▶ [Exercise aim] List every line in this data where the string "shaped" occurs.

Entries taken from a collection
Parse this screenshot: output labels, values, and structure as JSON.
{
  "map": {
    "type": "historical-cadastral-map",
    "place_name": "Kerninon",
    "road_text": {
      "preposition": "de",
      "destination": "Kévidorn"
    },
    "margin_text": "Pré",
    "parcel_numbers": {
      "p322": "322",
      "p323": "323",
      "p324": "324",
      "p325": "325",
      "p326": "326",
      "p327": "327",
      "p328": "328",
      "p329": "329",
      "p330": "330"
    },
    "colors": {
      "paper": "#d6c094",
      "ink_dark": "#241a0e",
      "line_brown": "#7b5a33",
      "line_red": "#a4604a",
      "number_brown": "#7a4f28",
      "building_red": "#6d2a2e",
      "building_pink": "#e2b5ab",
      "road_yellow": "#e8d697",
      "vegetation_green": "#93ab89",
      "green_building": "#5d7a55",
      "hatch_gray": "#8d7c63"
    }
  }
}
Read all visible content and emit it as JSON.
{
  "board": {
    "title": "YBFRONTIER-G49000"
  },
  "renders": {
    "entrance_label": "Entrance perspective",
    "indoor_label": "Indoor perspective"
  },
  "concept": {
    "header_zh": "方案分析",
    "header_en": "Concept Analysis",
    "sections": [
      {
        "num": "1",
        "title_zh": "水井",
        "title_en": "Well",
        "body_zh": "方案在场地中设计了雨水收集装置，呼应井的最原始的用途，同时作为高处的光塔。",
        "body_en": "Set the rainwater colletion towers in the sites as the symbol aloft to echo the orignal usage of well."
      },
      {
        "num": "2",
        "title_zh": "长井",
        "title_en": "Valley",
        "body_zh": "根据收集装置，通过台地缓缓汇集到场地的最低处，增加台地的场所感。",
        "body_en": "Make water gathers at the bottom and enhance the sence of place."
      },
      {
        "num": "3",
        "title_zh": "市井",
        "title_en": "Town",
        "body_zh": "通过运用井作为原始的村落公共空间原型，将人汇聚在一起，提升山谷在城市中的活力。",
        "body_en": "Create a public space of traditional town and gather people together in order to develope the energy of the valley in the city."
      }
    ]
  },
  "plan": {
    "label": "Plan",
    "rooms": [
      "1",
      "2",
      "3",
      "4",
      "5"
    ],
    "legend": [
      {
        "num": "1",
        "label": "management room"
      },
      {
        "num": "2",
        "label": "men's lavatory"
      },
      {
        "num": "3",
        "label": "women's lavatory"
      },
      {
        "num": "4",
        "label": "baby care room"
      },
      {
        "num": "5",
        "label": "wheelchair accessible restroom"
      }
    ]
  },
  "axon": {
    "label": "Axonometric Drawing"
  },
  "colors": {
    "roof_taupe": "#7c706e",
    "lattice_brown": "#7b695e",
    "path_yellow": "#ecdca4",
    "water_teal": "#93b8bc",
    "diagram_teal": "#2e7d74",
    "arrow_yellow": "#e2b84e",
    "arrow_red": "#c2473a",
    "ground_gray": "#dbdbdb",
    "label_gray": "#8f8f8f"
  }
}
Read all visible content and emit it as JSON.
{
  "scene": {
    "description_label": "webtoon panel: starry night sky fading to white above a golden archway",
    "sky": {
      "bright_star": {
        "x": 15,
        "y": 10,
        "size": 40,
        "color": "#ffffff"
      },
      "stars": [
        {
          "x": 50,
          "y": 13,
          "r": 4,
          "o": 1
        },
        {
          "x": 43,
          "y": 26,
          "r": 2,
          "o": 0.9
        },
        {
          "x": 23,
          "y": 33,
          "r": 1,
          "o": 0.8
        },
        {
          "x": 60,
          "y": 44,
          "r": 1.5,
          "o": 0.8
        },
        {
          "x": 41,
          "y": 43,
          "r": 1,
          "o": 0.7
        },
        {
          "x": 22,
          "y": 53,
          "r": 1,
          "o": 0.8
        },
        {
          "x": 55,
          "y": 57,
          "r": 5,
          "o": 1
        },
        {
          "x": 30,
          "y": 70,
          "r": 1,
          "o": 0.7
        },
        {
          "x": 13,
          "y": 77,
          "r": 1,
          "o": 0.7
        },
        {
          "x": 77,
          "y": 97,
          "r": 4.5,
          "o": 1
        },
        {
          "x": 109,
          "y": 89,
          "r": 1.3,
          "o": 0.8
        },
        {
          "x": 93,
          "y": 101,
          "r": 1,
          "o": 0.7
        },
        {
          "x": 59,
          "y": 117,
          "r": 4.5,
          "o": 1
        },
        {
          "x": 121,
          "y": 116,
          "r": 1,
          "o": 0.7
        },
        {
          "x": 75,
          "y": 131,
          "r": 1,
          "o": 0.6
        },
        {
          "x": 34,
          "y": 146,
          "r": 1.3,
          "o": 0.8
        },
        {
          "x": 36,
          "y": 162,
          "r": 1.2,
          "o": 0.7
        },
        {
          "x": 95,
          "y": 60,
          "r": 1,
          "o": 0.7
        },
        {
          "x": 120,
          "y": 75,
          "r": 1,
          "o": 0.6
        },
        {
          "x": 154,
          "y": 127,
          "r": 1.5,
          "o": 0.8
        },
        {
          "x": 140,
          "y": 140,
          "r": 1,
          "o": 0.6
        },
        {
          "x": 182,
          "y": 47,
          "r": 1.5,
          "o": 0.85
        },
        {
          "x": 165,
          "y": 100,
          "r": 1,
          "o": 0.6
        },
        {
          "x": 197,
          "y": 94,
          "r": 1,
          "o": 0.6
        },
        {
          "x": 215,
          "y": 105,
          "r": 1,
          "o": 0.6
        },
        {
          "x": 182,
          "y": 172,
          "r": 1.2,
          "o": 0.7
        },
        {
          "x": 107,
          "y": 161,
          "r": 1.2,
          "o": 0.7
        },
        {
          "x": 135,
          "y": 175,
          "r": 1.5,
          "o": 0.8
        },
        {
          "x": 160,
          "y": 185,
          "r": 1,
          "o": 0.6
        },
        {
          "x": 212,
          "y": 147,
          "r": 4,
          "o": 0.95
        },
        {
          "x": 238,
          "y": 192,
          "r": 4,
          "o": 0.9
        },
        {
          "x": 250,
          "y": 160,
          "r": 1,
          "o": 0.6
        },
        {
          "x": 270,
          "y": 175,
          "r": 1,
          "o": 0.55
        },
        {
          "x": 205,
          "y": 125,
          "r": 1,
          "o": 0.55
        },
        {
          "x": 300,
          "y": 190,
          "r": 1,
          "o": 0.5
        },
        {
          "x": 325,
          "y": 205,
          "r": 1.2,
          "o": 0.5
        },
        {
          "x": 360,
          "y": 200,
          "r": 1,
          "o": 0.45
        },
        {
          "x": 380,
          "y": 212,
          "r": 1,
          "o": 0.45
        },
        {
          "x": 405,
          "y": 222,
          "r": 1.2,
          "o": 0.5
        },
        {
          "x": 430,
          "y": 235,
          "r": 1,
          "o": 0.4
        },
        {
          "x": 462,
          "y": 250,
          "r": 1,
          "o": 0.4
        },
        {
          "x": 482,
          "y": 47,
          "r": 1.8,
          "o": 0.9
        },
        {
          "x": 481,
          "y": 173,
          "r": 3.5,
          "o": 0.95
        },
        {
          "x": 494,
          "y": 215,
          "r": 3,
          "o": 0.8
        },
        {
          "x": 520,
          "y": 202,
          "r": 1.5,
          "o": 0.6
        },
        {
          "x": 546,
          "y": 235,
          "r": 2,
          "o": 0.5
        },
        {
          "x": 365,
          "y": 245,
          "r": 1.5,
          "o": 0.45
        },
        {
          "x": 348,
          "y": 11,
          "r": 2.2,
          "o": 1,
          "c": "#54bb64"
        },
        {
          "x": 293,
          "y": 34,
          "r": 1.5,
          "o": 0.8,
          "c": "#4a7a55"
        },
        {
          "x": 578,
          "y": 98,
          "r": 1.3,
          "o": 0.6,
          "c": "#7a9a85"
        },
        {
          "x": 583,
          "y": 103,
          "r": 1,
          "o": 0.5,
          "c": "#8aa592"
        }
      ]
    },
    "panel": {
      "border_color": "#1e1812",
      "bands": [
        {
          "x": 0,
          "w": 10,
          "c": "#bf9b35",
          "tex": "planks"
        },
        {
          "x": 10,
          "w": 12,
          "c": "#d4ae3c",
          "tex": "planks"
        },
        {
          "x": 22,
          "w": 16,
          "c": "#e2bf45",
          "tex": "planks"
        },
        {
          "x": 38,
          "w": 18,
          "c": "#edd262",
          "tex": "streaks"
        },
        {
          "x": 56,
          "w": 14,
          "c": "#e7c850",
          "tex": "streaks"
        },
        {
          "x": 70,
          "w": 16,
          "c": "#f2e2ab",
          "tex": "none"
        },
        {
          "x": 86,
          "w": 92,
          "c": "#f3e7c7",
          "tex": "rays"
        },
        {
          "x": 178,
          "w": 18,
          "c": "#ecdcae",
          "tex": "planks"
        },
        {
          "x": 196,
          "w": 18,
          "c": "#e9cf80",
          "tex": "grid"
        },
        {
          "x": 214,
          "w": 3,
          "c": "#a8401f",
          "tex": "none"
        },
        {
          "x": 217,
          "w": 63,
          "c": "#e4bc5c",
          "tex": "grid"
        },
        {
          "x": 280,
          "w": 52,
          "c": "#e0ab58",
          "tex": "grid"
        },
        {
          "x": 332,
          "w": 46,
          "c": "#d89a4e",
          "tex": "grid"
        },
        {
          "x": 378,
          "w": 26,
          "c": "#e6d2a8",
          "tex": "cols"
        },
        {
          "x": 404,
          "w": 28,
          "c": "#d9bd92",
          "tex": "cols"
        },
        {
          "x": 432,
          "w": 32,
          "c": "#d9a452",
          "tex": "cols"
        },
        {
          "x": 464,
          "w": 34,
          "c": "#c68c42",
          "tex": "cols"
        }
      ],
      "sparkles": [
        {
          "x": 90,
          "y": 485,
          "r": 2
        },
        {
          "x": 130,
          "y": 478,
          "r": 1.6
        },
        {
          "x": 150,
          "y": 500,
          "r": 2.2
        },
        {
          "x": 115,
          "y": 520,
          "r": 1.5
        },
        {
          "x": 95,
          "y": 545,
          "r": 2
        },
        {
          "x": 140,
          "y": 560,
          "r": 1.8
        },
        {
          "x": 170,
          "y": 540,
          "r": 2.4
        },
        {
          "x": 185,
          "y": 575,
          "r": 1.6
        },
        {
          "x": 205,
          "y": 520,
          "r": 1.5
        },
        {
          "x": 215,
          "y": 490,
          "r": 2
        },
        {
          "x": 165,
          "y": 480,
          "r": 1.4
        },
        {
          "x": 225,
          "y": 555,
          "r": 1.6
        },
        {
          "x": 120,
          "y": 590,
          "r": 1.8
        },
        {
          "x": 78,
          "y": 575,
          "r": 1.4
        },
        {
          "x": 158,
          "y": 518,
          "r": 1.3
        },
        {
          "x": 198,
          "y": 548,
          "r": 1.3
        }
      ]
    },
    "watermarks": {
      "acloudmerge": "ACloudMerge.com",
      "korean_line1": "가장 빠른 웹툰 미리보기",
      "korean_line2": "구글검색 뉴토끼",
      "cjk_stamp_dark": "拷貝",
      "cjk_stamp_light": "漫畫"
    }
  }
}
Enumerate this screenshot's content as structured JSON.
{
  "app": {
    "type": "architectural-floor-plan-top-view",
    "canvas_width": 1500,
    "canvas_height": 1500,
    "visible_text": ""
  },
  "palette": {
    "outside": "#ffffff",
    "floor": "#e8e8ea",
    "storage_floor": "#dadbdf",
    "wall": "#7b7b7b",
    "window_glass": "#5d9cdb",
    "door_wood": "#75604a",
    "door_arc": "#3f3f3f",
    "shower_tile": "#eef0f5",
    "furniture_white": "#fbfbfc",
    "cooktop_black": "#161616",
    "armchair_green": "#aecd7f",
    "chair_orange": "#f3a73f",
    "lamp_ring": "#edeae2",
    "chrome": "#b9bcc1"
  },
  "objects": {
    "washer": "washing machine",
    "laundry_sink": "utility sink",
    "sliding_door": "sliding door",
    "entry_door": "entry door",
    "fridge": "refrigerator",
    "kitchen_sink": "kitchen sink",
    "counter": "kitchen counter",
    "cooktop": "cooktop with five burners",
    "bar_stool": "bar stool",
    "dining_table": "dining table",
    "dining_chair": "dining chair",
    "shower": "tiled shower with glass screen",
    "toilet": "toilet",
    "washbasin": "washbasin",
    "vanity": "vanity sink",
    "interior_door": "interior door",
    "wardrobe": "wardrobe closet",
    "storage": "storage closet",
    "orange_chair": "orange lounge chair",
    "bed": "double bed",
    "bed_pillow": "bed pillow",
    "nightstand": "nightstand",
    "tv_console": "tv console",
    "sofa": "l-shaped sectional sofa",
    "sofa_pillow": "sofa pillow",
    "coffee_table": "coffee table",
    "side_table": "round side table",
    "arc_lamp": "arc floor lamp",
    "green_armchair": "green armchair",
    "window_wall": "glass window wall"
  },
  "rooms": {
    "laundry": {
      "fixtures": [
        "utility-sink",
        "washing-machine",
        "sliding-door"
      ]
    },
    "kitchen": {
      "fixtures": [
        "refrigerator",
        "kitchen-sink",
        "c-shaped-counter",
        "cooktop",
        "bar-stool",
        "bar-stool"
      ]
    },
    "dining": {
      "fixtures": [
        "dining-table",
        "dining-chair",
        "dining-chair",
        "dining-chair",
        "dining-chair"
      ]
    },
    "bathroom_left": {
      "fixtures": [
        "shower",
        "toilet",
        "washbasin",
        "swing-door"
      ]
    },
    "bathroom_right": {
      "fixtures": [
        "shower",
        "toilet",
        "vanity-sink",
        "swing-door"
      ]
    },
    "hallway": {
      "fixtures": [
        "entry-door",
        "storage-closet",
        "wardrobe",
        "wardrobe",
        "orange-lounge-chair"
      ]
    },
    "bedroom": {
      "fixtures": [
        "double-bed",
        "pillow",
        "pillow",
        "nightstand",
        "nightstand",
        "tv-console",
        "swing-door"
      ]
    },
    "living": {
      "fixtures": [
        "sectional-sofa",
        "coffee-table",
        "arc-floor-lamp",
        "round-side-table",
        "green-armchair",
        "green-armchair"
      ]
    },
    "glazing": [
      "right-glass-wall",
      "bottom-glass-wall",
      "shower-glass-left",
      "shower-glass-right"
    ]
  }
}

▶ [Problem solution]
    "sofa": "l-shaped sectional sofa",
        "c-shaped-counter",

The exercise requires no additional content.